Stored data
++++++

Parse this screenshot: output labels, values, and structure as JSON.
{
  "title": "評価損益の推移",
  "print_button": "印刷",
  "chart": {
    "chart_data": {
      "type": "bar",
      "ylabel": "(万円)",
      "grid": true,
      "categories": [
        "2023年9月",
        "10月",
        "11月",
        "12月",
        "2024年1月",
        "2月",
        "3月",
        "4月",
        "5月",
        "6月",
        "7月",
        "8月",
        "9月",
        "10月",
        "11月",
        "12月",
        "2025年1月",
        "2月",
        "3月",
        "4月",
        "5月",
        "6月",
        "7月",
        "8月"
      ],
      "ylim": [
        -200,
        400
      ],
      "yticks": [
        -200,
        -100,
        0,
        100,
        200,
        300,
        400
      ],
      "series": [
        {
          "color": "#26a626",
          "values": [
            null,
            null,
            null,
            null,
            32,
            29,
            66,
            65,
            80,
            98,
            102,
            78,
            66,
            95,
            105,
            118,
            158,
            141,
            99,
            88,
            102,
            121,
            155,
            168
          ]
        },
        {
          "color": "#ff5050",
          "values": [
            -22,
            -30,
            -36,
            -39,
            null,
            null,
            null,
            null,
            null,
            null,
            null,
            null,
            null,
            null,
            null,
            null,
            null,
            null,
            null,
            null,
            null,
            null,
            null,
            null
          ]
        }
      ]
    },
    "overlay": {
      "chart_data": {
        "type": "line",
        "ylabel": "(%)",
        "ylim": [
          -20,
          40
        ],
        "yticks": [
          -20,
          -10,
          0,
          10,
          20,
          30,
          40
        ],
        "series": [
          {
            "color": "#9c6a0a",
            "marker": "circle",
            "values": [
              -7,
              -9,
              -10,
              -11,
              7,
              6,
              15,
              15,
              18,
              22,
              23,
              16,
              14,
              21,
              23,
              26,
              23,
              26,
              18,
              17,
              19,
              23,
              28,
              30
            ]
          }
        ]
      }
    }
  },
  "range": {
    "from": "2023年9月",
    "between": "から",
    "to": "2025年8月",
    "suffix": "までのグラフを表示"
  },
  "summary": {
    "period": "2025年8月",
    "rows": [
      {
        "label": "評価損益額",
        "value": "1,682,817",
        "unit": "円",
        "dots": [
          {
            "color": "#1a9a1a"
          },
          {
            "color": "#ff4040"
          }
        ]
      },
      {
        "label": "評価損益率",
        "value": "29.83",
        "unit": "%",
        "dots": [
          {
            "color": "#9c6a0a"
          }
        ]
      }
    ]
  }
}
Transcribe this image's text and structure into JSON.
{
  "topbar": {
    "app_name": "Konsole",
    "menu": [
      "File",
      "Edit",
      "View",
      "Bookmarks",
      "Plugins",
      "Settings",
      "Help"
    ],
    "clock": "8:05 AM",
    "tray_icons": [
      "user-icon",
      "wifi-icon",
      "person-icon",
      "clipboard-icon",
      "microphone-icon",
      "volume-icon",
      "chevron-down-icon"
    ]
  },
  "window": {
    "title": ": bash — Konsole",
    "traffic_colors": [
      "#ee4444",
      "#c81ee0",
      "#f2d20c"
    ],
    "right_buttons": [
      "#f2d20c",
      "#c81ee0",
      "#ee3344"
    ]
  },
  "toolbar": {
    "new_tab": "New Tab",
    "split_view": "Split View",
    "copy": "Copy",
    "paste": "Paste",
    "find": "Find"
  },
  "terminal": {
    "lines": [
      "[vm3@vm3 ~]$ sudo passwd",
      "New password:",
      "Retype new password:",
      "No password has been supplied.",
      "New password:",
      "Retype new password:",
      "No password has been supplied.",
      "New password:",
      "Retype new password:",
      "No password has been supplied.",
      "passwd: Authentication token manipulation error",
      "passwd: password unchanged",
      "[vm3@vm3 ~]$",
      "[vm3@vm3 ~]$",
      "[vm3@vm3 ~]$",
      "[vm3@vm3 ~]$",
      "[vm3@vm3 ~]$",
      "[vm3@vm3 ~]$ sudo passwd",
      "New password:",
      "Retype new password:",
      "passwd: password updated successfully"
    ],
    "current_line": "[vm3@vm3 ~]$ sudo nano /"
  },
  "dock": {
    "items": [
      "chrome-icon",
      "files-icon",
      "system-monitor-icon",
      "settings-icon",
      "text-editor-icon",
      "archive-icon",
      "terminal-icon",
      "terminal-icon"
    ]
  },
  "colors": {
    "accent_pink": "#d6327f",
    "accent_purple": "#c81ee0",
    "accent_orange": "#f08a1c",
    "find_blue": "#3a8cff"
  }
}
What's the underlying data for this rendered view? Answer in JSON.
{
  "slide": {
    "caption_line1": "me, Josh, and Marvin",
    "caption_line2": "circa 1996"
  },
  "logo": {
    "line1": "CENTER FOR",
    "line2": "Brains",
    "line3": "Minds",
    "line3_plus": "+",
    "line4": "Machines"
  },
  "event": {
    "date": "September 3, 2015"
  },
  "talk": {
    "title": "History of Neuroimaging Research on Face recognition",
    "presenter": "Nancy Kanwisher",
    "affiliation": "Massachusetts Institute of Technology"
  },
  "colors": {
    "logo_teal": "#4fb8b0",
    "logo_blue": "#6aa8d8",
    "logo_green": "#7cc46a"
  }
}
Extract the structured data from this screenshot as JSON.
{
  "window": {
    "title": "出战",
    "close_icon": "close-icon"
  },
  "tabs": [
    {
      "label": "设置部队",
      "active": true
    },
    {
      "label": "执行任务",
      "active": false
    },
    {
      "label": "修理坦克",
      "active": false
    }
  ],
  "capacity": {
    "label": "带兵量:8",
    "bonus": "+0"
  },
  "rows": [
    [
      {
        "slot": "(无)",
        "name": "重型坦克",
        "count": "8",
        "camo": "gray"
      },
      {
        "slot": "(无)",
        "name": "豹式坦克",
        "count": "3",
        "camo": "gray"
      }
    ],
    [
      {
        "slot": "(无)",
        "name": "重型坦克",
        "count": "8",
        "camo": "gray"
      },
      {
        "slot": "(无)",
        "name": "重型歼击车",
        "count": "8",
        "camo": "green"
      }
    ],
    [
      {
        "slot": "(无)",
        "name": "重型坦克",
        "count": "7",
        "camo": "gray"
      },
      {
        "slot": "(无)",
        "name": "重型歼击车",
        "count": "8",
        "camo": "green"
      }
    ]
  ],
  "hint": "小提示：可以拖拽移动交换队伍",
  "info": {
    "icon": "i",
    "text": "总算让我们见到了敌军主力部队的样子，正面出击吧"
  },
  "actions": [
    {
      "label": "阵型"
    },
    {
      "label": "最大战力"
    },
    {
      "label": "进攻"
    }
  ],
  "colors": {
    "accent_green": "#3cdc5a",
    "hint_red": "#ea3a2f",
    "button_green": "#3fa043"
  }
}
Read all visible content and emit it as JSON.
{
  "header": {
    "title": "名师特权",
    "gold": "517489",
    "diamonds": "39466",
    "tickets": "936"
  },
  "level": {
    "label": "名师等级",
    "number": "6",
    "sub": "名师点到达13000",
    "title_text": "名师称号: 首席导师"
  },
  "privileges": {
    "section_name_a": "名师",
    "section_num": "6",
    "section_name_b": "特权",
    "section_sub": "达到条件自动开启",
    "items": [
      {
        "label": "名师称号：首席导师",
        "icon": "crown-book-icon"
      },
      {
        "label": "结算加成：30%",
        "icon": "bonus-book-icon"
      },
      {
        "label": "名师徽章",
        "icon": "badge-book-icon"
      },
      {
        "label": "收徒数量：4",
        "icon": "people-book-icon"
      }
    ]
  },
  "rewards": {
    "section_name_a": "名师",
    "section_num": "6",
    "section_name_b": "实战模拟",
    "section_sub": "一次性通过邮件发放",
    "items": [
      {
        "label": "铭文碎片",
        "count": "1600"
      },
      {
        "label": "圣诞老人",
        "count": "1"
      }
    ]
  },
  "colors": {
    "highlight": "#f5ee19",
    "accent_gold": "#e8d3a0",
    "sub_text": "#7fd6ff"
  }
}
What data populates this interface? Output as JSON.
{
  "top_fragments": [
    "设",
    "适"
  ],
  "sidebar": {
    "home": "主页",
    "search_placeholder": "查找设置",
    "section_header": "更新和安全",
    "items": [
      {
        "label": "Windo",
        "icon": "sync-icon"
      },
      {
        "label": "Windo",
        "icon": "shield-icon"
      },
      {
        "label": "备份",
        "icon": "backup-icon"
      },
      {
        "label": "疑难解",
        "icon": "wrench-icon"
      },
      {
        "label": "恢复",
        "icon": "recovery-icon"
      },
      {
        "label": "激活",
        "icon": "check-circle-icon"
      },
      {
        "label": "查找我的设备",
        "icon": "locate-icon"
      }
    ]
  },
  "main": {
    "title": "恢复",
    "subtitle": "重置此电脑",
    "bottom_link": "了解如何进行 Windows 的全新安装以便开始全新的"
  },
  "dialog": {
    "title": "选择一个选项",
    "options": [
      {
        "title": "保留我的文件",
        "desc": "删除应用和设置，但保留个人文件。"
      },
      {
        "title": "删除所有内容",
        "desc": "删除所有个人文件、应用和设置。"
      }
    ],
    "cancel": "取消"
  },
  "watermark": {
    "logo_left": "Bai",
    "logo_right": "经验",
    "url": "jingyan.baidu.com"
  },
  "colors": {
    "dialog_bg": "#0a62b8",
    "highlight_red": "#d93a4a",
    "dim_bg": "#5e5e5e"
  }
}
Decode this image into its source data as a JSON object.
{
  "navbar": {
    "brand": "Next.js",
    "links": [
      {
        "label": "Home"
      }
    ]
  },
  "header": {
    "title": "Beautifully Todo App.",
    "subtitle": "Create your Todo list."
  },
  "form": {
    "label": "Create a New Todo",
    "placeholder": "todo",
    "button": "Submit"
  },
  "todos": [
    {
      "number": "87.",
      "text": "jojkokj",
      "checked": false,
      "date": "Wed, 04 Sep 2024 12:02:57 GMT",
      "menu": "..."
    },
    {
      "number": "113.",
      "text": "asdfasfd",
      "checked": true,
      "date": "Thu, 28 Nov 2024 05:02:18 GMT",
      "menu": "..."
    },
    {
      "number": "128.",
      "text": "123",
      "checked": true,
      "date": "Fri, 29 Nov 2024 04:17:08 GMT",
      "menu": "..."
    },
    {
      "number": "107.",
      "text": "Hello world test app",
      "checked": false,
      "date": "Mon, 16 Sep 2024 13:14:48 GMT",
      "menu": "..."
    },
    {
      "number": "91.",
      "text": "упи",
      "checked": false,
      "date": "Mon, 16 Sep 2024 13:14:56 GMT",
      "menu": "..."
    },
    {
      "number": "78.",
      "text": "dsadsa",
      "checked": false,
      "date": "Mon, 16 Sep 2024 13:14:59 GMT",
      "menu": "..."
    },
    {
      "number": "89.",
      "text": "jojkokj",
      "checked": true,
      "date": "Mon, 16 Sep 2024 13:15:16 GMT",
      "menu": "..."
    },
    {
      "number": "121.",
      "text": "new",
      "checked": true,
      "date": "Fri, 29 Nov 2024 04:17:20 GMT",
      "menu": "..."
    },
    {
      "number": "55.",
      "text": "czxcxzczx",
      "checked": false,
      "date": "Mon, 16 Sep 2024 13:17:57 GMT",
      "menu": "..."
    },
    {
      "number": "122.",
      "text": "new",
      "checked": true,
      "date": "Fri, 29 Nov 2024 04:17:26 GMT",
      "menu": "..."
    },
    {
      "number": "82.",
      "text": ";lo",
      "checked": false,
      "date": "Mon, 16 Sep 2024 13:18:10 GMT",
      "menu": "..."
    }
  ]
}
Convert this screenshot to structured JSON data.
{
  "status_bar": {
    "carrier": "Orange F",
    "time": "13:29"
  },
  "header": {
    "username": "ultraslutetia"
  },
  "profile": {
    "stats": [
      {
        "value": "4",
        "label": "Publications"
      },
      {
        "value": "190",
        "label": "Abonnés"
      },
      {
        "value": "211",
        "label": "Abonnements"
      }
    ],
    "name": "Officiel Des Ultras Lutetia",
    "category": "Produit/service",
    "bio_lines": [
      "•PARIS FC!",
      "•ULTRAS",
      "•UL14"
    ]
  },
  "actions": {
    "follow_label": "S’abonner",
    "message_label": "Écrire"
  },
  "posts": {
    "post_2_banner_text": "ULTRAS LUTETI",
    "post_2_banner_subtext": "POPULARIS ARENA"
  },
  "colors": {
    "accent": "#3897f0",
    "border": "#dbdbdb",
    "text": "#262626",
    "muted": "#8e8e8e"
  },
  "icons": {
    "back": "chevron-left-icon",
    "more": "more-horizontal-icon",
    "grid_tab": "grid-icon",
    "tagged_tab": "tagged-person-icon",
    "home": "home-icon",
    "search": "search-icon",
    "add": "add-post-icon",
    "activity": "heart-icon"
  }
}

++++++

[Task goal]:
Extract every line above containing the word "What".

[Exercise solution]:
What's the underlying data for this rendered view? Answer in JSON.
What data populates this interface? Output as JSON.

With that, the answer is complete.